[Records excerpted from a collection]
※
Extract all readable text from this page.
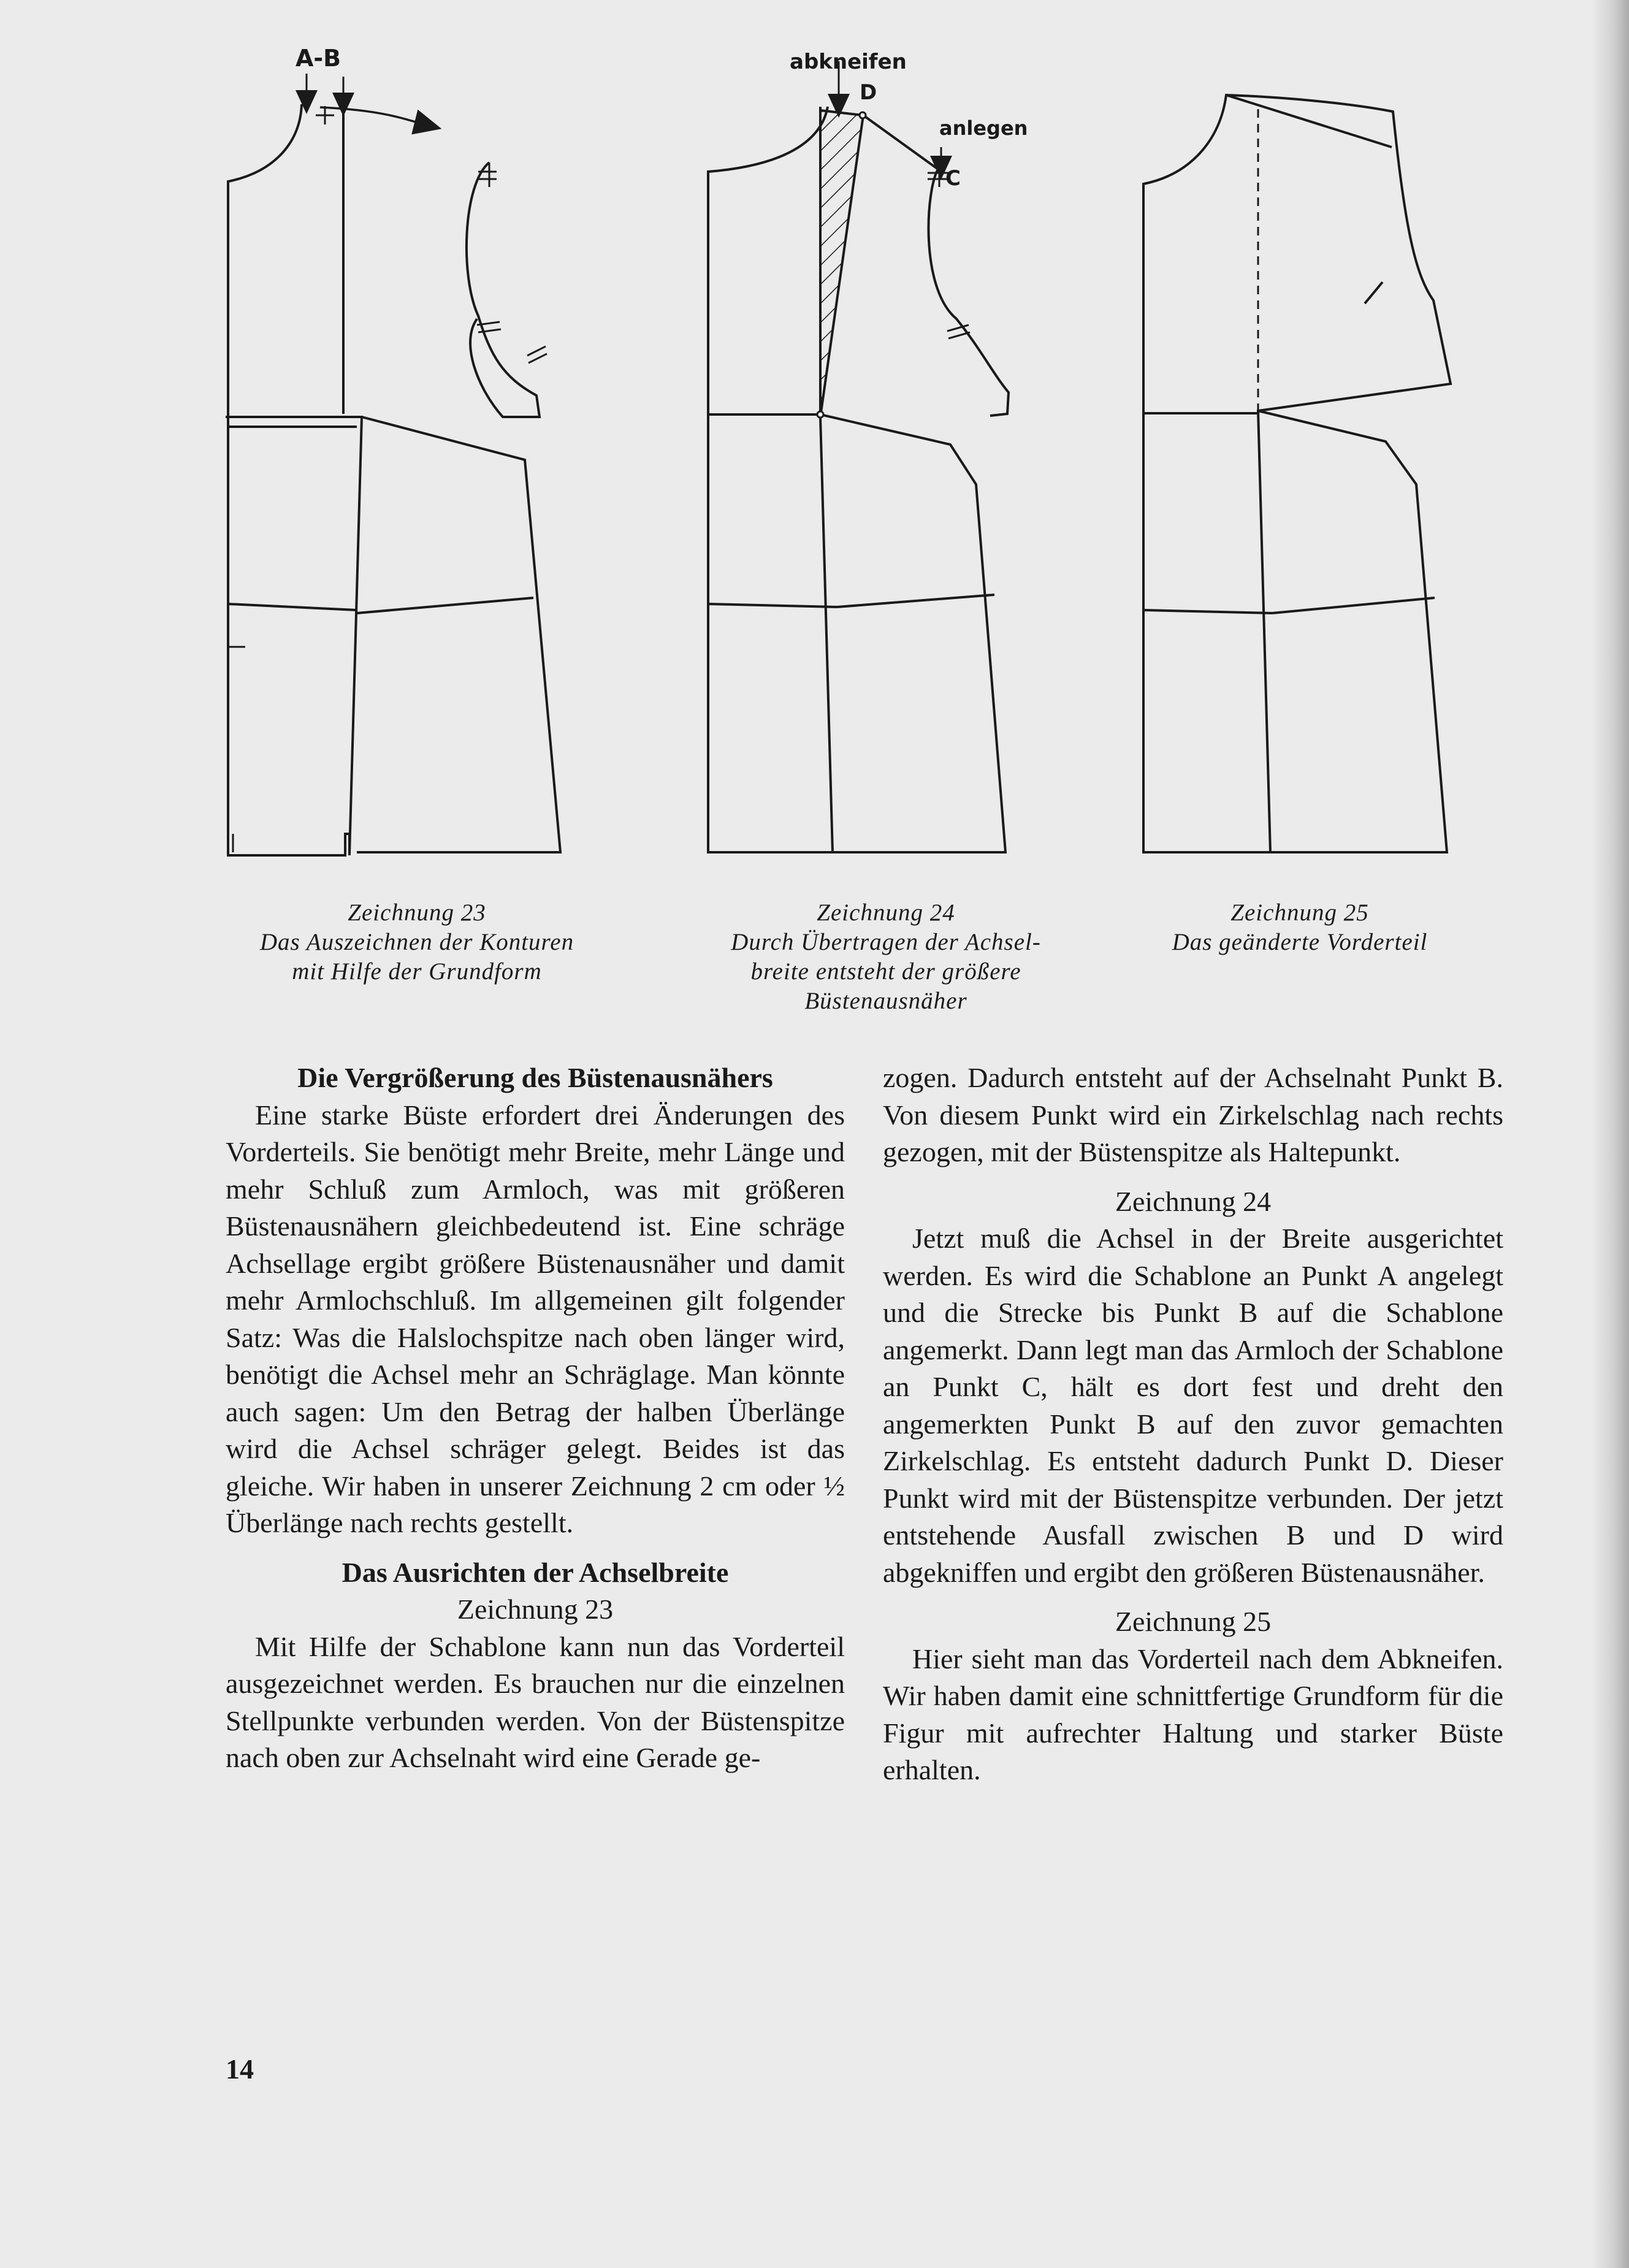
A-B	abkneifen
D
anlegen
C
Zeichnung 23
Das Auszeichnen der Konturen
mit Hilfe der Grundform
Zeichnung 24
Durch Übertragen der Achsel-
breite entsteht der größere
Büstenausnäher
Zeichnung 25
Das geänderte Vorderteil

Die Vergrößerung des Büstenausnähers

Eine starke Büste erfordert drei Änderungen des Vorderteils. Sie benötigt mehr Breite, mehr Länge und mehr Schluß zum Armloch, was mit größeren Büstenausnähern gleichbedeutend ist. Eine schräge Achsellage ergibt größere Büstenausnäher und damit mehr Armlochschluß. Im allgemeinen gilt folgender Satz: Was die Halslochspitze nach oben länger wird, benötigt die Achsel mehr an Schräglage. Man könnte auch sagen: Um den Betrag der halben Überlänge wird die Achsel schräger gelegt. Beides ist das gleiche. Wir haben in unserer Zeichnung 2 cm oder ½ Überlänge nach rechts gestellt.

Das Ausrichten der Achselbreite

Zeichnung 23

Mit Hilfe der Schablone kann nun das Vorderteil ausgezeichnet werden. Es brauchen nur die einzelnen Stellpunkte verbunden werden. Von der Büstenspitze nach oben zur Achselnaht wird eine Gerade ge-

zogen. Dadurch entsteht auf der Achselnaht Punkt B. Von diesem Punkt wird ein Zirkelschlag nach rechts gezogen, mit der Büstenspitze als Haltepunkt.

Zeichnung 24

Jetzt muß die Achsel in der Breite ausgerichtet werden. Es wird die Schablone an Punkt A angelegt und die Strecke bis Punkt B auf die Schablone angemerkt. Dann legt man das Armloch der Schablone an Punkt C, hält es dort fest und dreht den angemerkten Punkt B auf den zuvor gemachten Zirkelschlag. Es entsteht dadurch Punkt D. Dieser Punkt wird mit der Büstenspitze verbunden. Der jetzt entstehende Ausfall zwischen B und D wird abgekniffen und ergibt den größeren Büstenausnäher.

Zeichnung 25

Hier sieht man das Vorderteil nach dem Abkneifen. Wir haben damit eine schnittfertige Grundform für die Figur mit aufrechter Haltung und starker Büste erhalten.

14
※
Images do not belong in the copy; reproduce all other parts of the records above verbatim.

Solution to this exercise:
Extract all readable text from this page.
A-B	abkneifen
D
anlegen
C
Zeichnung 23
Das Auszeichnen der Konturen
mit Hilfe der Grundform
Zeichnung 24
Durch Übertragen der Achsel-
breite entsteht der größere
Büstenausnäher
Zeichnung 25
Das geänderte Vorderteil

Die Vergrößerung des Büstenausnähers

Eine starke Büste erfordert drei Änderungen des Vorderteils. Sie benötigt mehr Breite, mehr Länge und mehr Schluß zum Armloch, was mit größeren Büstenausnähern gleichbedeutend ist. Eine schräge Achsellage ergibt größere Büstenausnäher und damit mehr Armlochschluß. Im allgemeinen gilt folgender Satz: Was die Halslochspitze nach oben länger wird, benötigt die Achsel mehr an Schräglage. Man könnte auch sagen: Um den Betrag der halben Überlänge wird die Achsel schräger gelegt. Beides ist das gleiche. Wir haben in unserer Zeichnung 2 cm oder ½ Überlänge nach rechts gestellt.

Das Ausrichten der Achselbreite

Zeichnung 23

Mit Hilfe der Schablone kann nun das Vorderteil ausgezeichnet werden. Es brauchen nur die einzelnen Stellpunkte verbunden werden. Von der Büstenspitze nach oben zur Achselnaht wird eine Gerade ge-

zogen. Dadurch entsteht auf der Achselnaht Punkt B. Von diesem Punkt wird ein Zirkelschlag nach rechts gezogen, mit der Büstenspitze als Haltepunkt.

Zeichnung 24

Jetzt muß die Achsel in der Breite ausgerichtet werden. Es wird die Schablone an Punkt A angelegt und die Strecke bis Punkt B auf die Schablone angemerkt. Dann legt man das Armloch der Schablone an Punkt C, hält es dort fest und dreht den angemerkten Punkt B auf den zuvor gemachten Zirkelschlag. Es entsteht dadurch Punkt D. Dieser Punkt wird mit der Büstenspitze verbunden. Der jetzt entstehende Ausfall zwischen B und D wird abgekniffen und ergibt den größeren Büstenausnäher.

Zeichnung 25

Hier sieht man das Vorderteil nach dem Abkneifen. Wir haben damit eine schnittfertige Grundform für die Figur mit aufrechter Haltung und starker Büste erhalten.

14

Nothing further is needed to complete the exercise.